To do — Look for the string "mySecondWindow" in every line, and copy each line that has it.

[START Task data]

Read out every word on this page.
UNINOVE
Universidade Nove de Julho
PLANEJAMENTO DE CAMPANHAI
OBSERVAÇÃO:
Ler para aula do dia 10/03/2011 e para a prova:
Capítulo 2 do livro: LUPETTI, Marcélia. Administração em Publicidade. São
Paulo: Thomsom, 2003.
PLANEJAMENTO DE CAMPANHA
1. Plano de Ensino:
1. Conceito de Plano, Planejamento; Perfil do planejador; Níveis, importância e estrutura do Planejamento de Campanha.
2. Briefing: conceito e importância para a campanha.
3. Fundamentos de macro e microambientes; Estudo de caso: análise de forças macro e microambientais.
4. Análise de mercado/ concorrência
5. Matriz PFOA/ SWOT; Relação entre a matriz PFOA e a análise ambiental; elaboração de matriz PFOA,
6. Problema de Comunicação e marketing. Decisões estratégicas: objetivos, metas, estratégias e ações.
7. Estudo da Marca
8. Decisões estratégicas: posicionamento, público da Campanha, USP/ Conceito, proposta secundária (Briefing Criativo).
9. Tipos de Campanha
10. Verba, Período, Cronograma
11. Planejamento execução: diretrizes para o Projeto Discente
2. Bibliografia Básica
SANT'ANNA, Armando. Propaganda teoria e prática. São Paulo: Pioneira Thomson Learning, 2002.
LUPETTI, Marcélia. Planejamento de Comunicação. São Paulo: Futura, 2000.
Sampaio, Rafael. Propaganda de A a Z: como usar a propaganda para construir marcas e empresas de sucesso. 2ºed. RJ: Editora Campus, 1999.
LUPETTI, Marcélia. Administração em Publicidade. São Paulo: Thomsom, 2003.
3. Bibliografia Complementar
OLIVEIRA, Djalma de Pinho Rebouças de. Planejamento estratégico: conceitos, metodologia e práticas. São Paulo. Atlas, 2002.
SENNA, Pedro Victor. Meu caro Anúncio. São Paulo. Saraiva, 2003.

[END Task data]
[START Task data]

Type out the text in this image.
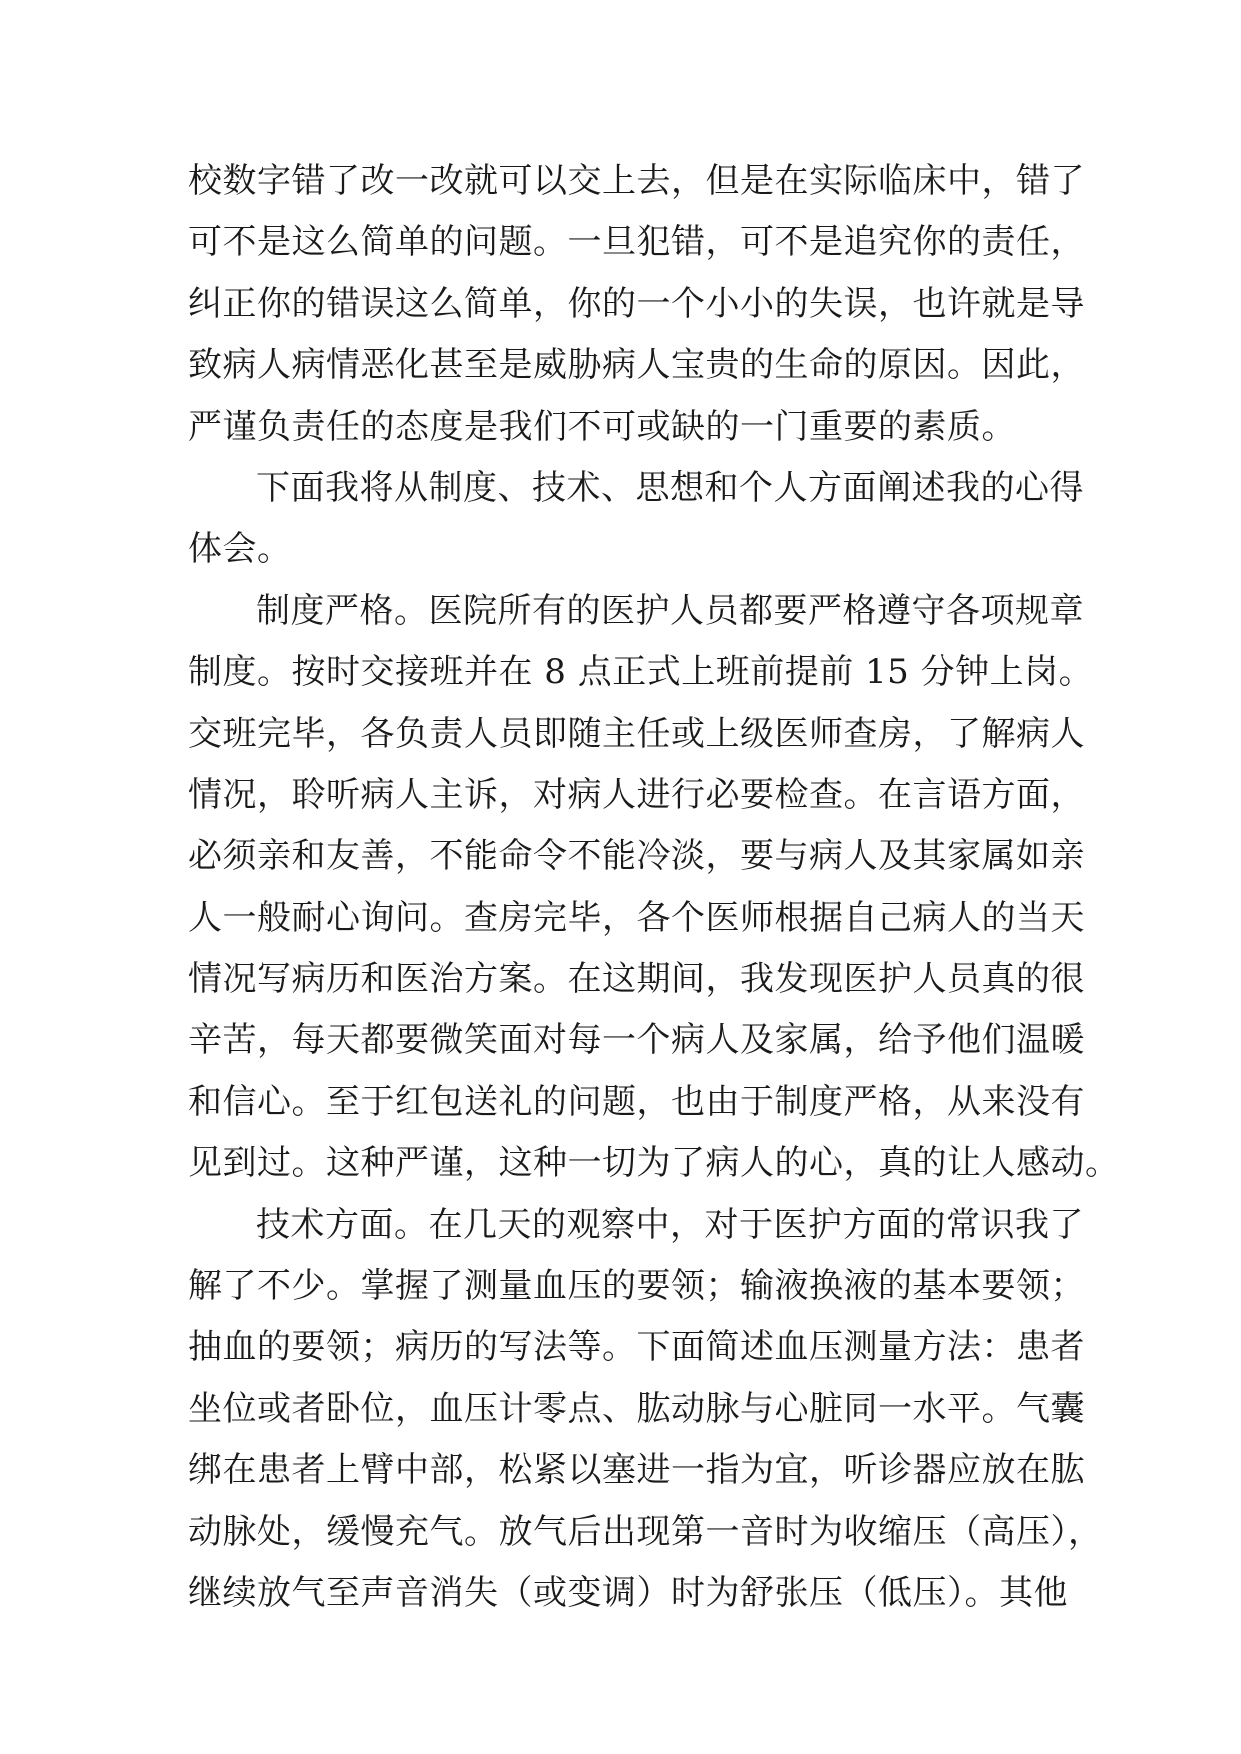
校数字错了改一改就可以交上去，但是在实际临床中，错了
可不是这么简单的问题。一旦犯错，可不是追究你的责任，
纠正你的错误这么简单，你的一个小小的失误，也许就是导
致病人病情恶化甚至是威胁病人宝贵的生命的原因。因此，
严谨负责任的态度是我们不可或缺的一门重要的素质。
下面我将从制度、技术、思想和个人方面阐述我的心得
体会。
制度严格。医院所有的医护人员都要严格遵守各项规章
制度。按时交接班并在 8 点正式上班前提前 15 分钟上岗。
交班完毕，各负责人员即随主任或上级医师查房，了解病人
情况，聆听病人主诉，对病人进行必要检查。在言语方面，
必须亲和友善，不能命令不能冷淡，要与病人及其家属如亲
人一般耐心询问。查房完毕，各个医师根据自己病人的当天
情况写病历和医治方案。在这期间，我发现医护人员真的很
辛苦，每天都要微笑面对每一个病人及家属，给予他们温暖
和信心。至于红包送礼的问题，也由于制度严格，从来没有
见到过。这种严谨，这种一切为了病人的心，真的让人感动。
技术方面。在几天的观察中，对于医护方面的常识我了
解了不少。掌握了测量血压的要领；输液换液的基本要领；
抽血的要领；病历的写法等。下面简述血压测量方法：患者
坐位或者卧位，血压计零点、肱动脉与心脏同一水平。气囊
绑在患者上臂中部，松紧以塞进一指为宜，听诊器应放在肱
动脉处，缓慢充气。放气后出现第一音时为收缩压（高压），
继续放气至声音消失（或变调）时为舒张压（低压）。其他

[END Task data]
[START Task data]

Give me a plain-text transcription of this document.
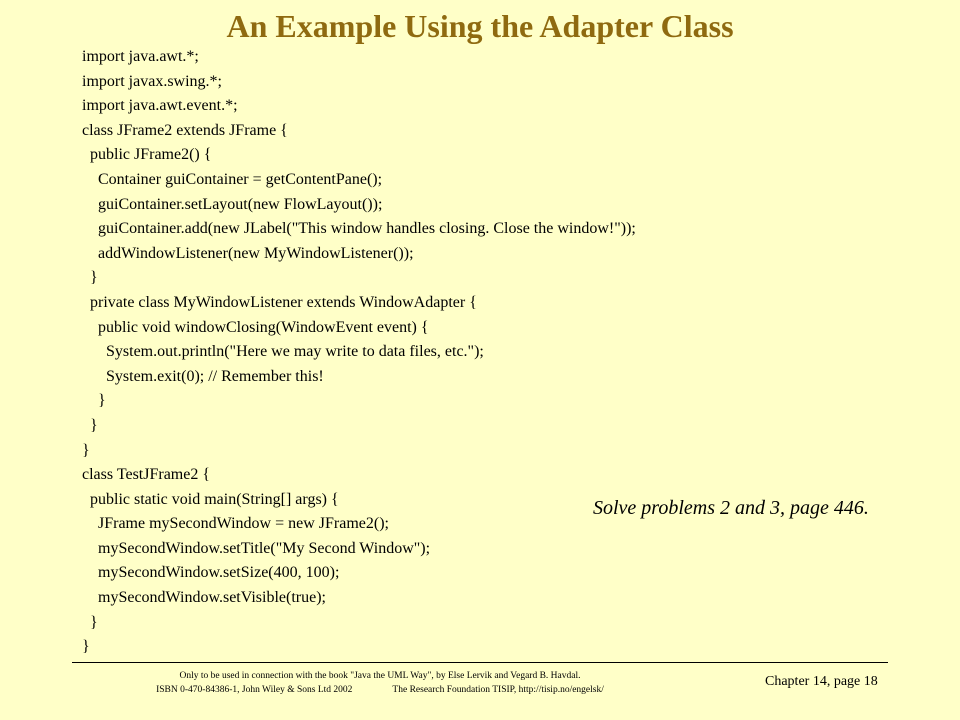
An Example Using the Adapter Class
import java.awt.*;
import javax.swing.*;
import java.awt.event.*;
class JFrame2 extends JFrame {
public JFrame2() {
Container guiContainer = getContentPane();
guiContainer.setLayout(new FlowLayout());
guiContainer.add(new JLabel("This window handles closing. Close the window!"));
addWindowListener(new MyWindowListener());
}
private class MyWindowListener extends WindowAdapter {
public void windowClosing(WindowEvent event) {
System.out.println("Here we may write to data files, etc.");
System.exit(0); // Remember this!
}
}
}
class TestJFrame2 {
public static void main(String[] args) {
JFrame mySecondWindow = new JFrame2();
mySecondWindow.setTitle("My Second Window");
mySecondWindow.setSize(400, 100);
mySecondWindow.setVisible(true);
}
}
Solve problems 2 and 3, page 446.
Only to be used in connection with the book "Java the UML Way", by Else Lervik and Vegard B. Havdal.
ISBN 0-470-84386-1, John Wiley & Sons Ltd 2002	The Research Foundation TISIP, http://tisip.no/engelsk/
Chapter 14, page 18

[END Task data]

Reply to the exercise —
JFrame mySecondWindow = new JFrame2();
mySecondWindow.setTitle("My Second Window");
mySecondWindow.setSize(400, 100);
mySecondWindow.setVisible(true);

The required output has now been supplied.